[start of DATA LINES]

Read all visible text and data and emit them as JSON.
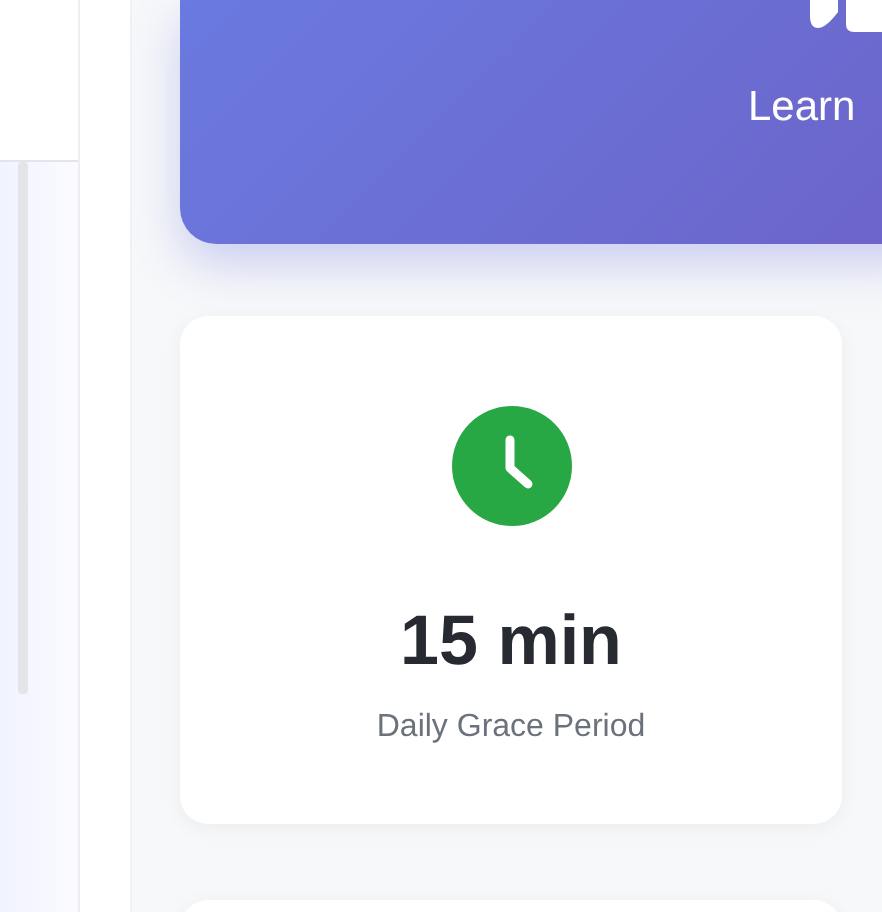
{
  "banner": {
    "link": "Learn"
  },
  "stat_card": {
    "value": "15 min",
    "label": "Daily Grace Period"
  }
}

[end of DATA LINES]

STATED PROBLEM =>
Reproduce every line exactly and omit all pictures.

TASK OUTPUT =>
Read all visible text and data and emit them as JSON.
{
  "banner": {
    "link": "Learn"
  },
  "stat_card": {
    "value": "15 min",
    "label": "Daily Grace Period"
  }
}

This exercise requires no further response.